#### Set exercise
Repeat every entry word for word, but leave the images out of your copy.

#### Material provided ####

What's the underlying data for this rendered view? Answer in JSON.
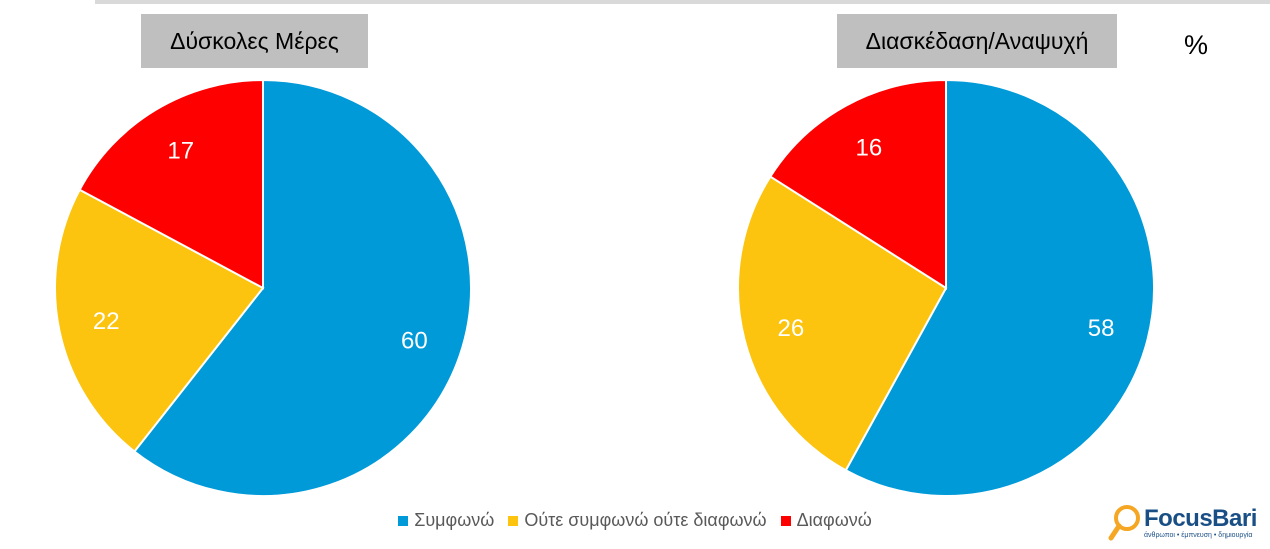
{
  "percent_sign": "%",
  "legend": [
    {
      "label": "Συμφωνώ",
      "color": "#009ad9"
    },
    {
      "label": "Ούτε συμφωνώ ούτε διαφωνώ",
      "color": "#fcc30f"
    },
    {
      "label": "Διαφωνώ",
      "color": "#ff0000"
    }
  ],
  "logo": {
    "name": "FocusBari",
    "tagline": "άνθρωποι • έμπνευση • δημιουργία"
  },
  "chart_data": [
    {
      "type": "pie",
      "title": "Δύσκολες Μέρες",
      "categories": [
        "Συμφωνώ",
        "Ούτε συμφωνώ ούτε διαφωνώ",
        "Διαφωνώ"
      ],
      "values": [
        60,
        22,
        17
      ],
      "colors": [
        "#009ad9",
        "#fcc30f",
        "#ff0000"
      ],
      "legend_position": "bottom"
    },
    {
      "type": "pie",
      "title": "Διασκέδαση/Αναψυχή",
      "categories": [
        "Συμφωνώ",
        "Ούτε συμφωνώ ούτε διαφωνώ",
        "Διαφωνώ"
      ],
      "values": [
        58,
        26,
        16
      ],
      "colors": [
        "#009ad9",
        "#fcc30f",
        "#ff0000"
      ],
      "legend_position": "bottom"
    }
  ]
}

####

#### Task output
What's the underlying data for this rendered view? Answer in JSON.
{
  "percent_sign": "%",
  "legend": [
    {
      "label": "Συμφωνώ",
      "color": "#009ad9"
    },
    {
      "label": "Ούτε συμφωνώ ούτε διαφωνώ",
      "color": "#fcc30f"
    },
    {
      "label": "Διαφωνώ",
      "color": "#ff0000"
    }
  ],
  "logo": {
    "name": "FocusBari",
    "tagline": "άνθρωποι • έμπνευση • δημιουργία"
  },
  "chart_data": [
    {
      "type": "pie",
      "title": "Δύσκολες Μέρες",
      "categories": [
        "Συμφωνώ",
        "Ούτε συμφωνώ ούτε διαφωνώ",
        "Διαφωνώ"
      ],
      "values": [
        60,
        22,
        17
      ],
      "colors": [
        "#009ad9",
        "#fcc30f",
        "#ff0000"
      ],
      "legend_position": "bottom"
    },
    {
      "type": "pie",
      "title": "Διασκέδαση/Αναψυχή",
      "categories": [
        "Συμφωνώ",
        "Ούτε συμφωνώ ούτε διαφωνώ",
        "Διαφωνώ"
      ],
      "values": [
        58,
        26,
        16
      ],
      "colors": [
        "#009ad9",
        "#fcc30f",
        "#ff0000"
      ],
      "legend_position": "bottom"
    }
  ]
}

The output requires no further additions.